Directions
Note each line of the listing that contains the string "VIEW", and copy it.

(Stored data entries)

┌──

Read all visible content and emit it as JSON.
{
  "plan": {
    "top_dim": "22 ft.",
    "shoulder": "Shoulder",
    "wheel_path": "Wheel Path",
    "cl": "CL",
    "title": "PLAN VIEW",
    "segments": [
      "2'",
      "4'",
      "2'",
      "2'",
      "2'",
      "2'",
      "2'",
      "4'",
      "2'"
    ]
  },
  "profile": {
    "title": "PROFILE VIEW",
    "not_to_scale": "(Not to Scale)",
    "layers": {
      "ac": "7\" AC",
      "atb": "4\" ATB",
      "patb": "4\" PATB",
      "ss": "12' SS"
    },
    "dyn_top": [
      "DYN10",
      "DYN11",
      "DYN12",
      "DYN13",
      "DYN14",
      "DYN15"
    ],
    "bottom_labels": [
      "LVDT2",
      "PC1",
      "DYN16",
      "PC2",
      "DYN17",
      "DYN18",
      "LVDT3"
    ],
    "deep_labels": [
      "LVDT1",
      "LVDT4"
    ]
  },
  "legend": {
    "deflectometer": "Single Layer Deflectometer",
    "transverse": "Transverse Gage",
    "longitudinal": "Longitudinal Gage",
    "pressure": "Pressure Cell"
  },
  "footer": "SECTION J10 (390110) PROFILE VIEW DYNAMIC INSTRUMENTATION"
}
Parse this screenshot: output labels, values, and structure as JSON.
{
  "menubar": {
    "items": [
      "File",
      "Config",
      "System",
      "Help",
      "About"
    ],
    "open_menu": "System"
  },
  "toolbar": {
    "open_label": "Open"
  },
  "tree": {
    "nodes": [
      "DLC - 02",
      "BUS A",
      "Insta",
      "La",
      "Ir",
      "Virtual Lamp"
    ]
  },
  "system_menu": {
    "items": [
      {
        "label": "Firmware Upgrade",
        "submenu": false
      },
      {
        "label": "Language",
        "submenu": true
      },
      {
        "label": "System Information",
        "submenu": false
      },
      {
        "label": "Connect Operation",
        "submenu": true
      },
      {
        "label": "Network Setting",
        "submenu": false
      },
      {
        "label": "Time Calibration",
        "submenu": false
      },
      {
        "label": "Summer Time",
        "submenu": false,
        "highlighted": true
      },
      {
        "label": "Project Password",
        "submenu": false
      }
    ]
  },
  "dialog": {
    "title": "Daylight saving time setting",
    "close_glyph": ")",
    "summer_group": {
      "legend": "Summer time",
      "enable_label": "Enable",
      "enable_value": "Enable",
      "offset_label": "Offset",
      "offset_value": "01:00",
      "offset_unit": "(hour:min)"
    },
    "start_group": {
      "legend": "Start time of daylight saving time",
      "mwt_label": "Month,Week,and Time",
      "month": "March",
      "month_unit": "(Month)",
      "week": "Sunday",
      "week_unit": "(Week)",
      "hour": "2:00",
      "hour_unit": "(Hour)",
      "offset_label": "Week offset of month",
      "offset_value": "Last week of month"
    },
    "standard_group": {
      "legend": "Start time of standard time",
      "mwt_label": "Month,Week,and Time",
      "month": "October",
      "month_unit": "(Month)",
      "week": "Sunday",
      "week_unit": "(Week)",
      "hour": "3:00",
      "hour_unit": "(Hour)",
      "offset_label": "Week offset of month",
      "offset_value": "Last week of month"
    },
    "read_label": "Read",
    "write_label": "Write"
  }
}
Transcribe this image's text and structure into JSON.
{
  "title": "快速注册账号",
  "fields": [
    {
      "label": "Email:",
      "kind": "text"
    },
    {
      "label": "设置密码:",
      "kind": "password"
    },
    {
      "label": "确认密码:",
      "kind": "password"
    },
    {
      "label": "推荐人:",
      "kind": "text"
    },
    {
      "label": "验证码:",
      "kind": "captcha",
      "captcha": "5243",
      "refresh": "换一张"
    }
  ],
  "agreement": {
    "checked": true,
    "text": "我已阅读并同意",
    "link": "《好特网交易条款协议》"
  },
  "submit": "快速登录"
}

└──

Finished task
    "title": "PLAN VIEW",
    "title": "PROFILE VIEW",
  "footer": "SECTION J10 (390110) PROFILE VIEW DYNAMIC INSTRUMENTATION"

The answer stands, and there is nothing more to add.